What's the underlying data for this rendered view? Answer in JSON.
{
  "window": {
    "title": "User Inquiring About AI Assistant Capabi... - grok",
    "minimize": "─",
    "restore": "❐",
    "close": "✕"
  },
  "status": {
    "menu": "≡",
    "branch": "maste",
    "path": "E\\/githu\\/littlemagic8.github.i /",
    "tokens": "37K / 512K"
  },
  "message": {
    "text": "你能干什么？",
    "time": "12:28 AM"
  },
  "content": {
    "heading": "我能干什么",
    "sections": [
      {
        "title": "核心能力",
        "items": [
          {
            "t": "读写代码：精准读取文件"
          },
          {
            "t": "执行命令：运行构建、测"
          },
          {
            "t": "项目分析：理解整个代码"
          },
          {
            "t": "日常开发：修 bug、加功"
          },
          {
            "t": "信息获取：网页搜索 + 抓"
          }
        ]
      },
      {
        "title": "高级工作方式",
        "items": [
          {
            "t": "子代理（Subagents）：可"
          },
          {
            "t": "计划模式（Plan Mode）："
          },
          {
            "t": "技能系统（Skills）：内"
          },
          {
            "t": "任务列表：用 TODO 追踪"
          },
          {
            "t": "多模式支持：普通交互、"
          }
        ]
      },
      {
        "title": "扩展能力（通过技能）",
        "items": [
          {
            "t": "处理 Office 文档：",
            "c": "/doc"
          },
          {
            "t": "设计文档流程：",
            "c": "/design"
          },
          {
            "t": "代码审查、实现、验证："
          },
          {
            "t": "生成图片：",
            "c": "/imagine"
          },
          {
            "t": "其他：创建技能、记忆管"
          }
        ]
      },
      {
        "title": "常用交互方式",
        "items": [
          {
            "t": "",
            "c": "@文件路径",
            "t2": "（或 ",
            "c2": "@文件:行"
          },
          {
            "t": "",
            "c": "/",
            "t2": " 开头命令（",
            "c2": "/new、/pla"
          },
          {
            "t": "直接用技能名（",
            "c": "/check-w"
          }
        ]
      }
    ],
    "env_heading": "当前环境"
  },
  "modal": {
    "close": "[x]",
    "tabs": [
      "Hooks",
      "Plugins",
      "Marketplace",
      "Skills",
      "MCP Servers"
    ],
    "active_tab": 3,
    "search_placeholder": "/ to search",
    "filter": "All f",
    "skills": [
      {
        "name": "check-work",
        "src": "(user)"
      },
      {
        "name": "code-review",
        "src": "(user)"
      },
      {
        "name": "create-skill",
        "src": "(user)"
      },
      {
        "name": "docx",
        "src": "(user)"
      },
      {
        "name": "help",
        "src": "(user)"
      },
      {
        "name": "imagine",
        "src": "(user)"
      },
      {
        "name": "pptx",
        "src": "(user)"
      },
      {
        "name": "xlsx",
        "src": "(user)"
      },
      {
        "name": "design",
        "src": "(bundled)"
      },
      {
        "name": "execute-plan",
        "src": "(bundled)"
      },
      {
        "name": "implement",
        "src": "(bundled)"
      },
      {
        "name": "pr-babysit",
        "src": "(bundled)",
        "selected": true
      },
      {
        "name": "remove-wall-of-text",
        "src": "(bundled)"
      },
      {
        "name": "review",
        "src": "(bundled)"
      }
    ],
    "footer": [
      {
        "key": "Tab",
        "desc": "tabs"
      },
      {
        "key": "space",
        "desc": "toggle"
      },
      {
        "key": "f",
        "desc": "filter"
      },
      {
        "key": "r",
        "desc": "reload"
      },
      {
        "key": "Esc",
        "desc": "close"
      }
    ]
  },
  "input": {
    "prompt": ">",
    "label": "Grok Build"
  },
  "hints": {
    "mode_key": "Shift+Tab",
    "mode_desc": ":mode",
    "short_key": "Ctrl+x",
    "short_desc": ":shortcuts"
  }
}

☆ ☆ ☆ ☆

* **Exercise**: Find every line in the records above that contains the word "title", and copy each one.

* **Problem solution**:
    "title": "User Inquiring About AI Assistant Capabi... - grok",
        "title": "核心能力",
        "title": "高级工作方式",
        "title": "扩展能力（通过技能）",
        "title": "常用交互方式",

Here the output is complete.